- PROBLEM TO WORK ON:
Transcribe every entry word for word. Skip the pictures.
** Start STORED ROWS **
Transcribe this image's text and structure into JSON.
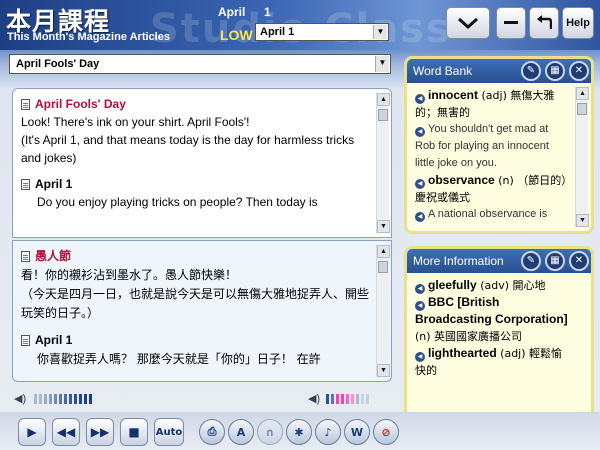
{
  "header": {
    "title_cn": "本月課程",
    "title_en": "This Month's Magazine Articles",
    "watermark": "Studio Class",
    "month": "April",
    "day": "1",
    "level": "LOW",
    "issue_select": "April 1",
    "buttons": {
      "collapse_icon": "chevron-down-icon",
      "minimize_icon": "minus-icon",
      "back_icon": "undo-arrow-icon",
      "help": "Help"
    }
  },
  "article_select": "April Fools' Day",
  "english_pane": {
    "title": "April Fools' Day",
    "line1": "Look! There's ink on your shirt. April Fools'!",
    "line2": "(It's April 1, and that means today is the day for harmless tricks and jokes)",
    "section": "April 1",
    "section_text": "Do you enjoy playing tricks on people?  Then today is"
  },
  "chinese_pane": {
    "title": "愚人節",
    "line1": "看！你的襯衫沾到墨水了。愚人節快樂！",
    "line2": "（今天是四月一日，也就是說今天是可以無傷大雅地捉弄人、開些玩笑的日子。）",
    "section": "April 1",
    "section_text": "你喜歡捉弄人嗎？ 那麼今天就是「你的」日子！ 在許"
  },
  "word_bank": {
    "title": "Word Bank",
    "entries": [
      {
        "word": "innocent",
        "def": "(adj) 無傷大雅的；無害的"
      },
      {
        "example": "You shouldn't get mad at Rob for playing an innocent little joke on you."
      },
      {
        "word": "observance",
        "def": "(n) （節日的）慶祝或儀式"
      },
      {
        "example": "A national observance is"
      }
    ]
  },
  "more_info": {
    "title": "More Information",
    "entries": [
      {
        "word": "gleefully",
        "def": "(adv) 開心地"
      },
      {
        "word": "BBC [British Broadcasting Corporation]",
        "def": "(n) 英國國家廣播公司"
      },
      {
        "word": "lighthearted",
        "def": "(adj) 輕鬆愉快的"
      }
    ]
  },
  "controls": {
    "play_icon": "play-icon",
    "rewind_icon": "rewind-icon",
    "forward_icon": "fast-forward-icon",
    "stop_icon": "stop-icon",
    "auto": "Auto"
  },
  "colors": {
    "accent": "#2d4f8c",
    "level": "#f5e64a",
    "cn_title": "#b0103a"
  }
}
** End STORED ROWS **
- RESPONSE:
Transcribe this image's text and structure into JSON.
{
  "header": {
    "title_cn": "本月課程",
    "title_en": "This Month's Magazine Articles",
    "watermark": "Studio Class",
    "month": "April",
    "day": "1",
    "level": "LOW",
    "issue_select": "April 1",
    "buttons": {
      "collapse_icon": "chevron-down-icon",
      "minimize_icon": "minus-icon",
      "back_icon": "undo-arrow-icon",
      "help": "Help"
    }
  },
  "article_select": "April Fools' Day",
  "english_pane": {
    "title": "April Fools' Day",
    "line1": "Look! There's ink on your shirt. April Fools'!",
    "line2": "(It's April 1, and that means today is the day for harmless tricks and jokes)",
    "section": "April 1",
    "section_text": "Do you enjoy playing tricks on people?  Then today is"
  },
  "chinese_pane": {
    "title": "愚人節",
    "line1": "看！你的襯衫沾到墨水了。愚人節快樂！",
    "line2": "（今天是四月一日，也就是說今天是可以無傷大雅地捉弄人、開些玩笑的日子。）",
    "section": "April 1",
    "section_text": "你喜歡捉弄人嗎？ 那麼今天就是「你的」日子！ 在許"
  },
  "word_bank": {
    "title": "Word Bank",
    "entries": [
      {
        "word": "innocent",
        "def": "(adj) 無傷大雅的；無害的"
      },
      {
        "example": "You shouldn't get mad at Rob for playing an innocent little joke on you."
      },
      {
        "word": "observance",
        "def": "(n) （節日的）慶祝或儀式"
      },
      {
        "example": "A national observance is"
      }
    ]
  },
  "more_info": {
    "title": "More Information",
    "entries": [
      {
        "word": "gleefully",
        "def": "(adv) 開心地"
      },
      {
        "word": "BBC [British Broadcasting Corporation]",
        "def": "(n) 英國國家廣播公司"
      },
      {
        "word": "lighthearted",
        "def": "(adj) 輕鬆愉快的"
      }
    ]
  },
  "controls": {
    "play_icon": "play-icon",
    "rewind_icon": "rewind-icon",
    "forward_icon": "fast-forward-icon",
    "stop_icon": "stop-icon",
    "auto": "Auto"
  },
  "colors": {
    "accent": "#2d4f8c",
    "level": "#f5e64a",
    "cn_title": "#b0103a"
  }
}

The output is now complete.